- **WORK TO COMPLETE**
Return, word for word, every line that follows.

- **WORKING DATA**
-- Start --

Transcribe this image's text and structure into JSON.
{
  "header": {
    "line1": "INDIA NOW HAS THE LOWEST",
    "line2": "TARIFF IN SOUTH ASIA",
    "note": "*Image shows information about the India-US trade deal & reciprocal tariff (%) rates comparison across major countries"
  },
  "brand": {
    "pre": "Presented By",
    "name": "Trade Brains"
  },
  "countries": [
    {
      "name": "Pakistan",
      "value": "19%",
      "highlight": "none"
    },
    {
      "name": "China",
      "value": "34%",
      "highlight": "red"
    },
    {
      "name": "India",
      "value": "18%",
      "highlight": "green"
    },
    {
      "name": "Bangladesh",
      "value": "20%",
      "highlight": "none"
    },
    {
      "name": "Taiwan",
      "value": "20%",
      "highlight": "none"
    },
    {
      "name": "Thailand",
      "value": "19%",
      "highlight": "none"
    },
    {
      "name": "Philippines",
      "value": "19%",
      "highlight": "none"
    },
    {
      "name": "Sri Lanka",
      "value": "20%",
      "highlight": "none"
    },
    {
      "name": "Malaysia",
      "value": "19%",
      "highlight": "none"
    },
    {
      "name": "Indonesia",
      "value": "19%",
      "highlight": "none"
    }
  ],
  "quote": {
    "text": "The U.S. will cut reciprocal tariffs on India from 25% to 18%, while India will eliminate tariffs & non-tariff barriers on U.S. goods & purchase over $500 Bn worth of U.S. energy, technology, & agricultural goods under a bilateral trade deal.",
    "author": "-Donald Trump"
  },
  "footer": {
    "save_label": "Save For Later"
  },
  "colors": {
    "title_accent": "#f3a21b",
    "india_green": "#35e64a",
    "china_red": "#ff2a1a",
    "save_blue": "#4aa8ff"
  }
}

-- End --

- **FULL SOLUTION**
Transcribe this image's text and structure into JSON.
{
  "header": {
    "line1": "INDIA NOW HAS THE LOWEST",
    "line2": "TARIFF IN SOUTH ASIA",
    "note": "*Image shows information about the India-US trade deal & reciprocal tariff (%) rates comparison across major countries"
  },
  "brand": {
    "pre": "Presented By",
    "name": "Trade Brains"
  },
  "countries": [
    {
      "name": "Pakistan",
      "value": "19%",
      "highlight": "none"
    },
    {
      "name": "China",
      "value": "34%",
      "highlight": "red"
    },
    {
      "name": "India",
      "value": "18%",
      "highlight": "green"
    },
    {
      "name": "Bangladesh",
      "value": "20%",
      "highlight": "none"
    },
    {
      "name": "Taiwan",
      "value": "20%",
      "highlight": "none"
    },
    {
      "name": "Thailand",
      "value": "19%",
      "highlight": "none"
    },
    {
      "name": "Philippines",
      "value": "19%",
      "highlight": "none"
    },
    {
      "name": "Sri Lanka",
      "value": "20%",
      "highlight": "none"
    },
    {
      "name": "Malaysia",
      "value": "19%",
      "highlight": "none"
    },
    {
      "name": "Indonesia",
      "value": "19%",
      "highlight": "none"
    }
  ],
  "quote": {
    "text": "The U.S. will cut reciprocal tariffs on India from 25% to 18%, while India will eliminate tariffs & non-tariff barriers on U.S. goods & purchase over $500 Bn worth of U.S. energy, technology, & agricultural goods under a bilateral trade deal.",
    "author": "-Donald Trump"
  },
  "footer": {
    "save_label": "Save For Later"
  },
  "colors": {
    "title_accent": "#f3a21b",
    "india_green": "#35e64a",
    "china_red": "#ff2a1a",
    "save_blue": "#4aa8ff"
  }
}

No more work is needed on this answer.